--- EXERCISE DETAILS ---
Copy out each line exactly; pictures stay out of the copy.

--- RECORDS SUPPLIED ---
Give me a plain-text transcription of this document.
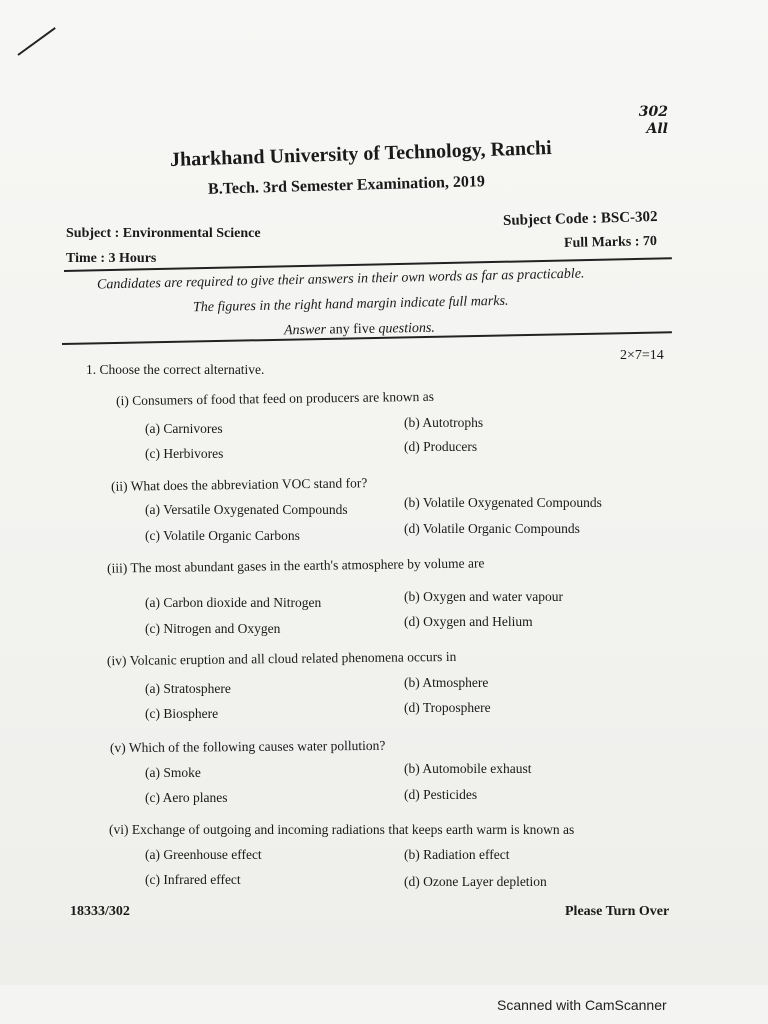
302
All
Jharkhand University of Technology, Ranchi
B.Tech. 3rd Semester Examination, 2019
Subject : Environmental Science
Subject Code : BSC-302
Time : 3 Hours
Full Marks : 70
Candidates are required to give their answers in their own words as far as practicable.
The figures in the right hand margin indicate full marks.
Answer any five questions.
2×7=14
1. Choose the correct alternative.
(i) Consumers of food that feed on producers are known as
(a) Carnivores	(b) Autotrophs
(c) Herbivores	(d) Producers
(ii) What does the abbreviation VOC stand for?
(a) Versatile Oxygenated Compounds	(b) Volatile Oxygenated Compounds
(c) Volatile Organic Carbons	(d) Volatile Organic Compounds
(iii) The most abundant gases in the earth's atmosphere by volume are
(a) Carbon dioxide and Nitrogen	(b) Oxygen and water vapour
(c) Nitrogen and Oxygen	(d) Oxygen and Helium
(iv) Volcanic eruption and all cloud related phenomena occurs in
(a) Stratosphere	(b) Atmosphere
(c) Biosphere	(d) Troposphere
(v) Which of the following causes water pollution?
(a) Smoke	(b) Automobile exhaust
(c) Aero planes	(d) Pesticides
(vi) Exchange of outgoing and incoming radiations that keeps earth warm is known as
(a) Greenhouse effect	(b) Radiation effect
(c) Infrared effect	(d) Ozone Layer depletion
18333/302	Please Turn Over
Scanned with CamScanner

--- RESULT FOR THIS TASK ---
Give me a plain-text transcription of this document.
302
All
Jharkhand University of Technology, Ranchi
B.Tech. 3rd Semester Examination, 2019
Subject : Environmental Science
Subject Code : BSC-302
Time : 3 Hours
Full Marks : 70
Candidates are required to give their answers in their own words as far as practicable.
The figures in the right hand margin indicate full marks.
Answer any five questions.
2×7=14
1. Choose the correct alternative.
(i) Consumers of food that feed on producers are known as
(a) Carnivores	(b) Autotrophs
(c) Herbivores	(d) Producers
(ii) What does the abbreviation VOC stand for?
(a) Versatile Oxygenated Compounds	(b) Volatile Oxygenated Compounds
(c) Volatile Organic Carbons	(d) Volatile Organic Compounds
(iii) The most abundant gases in the earth's atmosphere by volume are
(a) Carbon dioxide and Nitrogen	(b) Oxygen and water vapour
(c) Nitrogen and Oxygen	(d) Oxygen and Helium
(iv) Volcanic eruption and all cloud related phenomena occurs in
(a) Stratosphere	(b) Atmosphere
(c) Biosphere	(d) Troposphere
(v) Which of the following causes water pollution?
(a) Smoke	(b) Automobile exhaust
(c) Aero planes	(d) Pesticides
(vi) Exchange of outgoing and incoming radiations that keeps earth warm is known as
(a) Greenhouse effect	(b) Radiation effect
(c) Infrared effect	(d) Ozone Layer depletion
18333/302	Please Turn Over
Scanned with CamScanner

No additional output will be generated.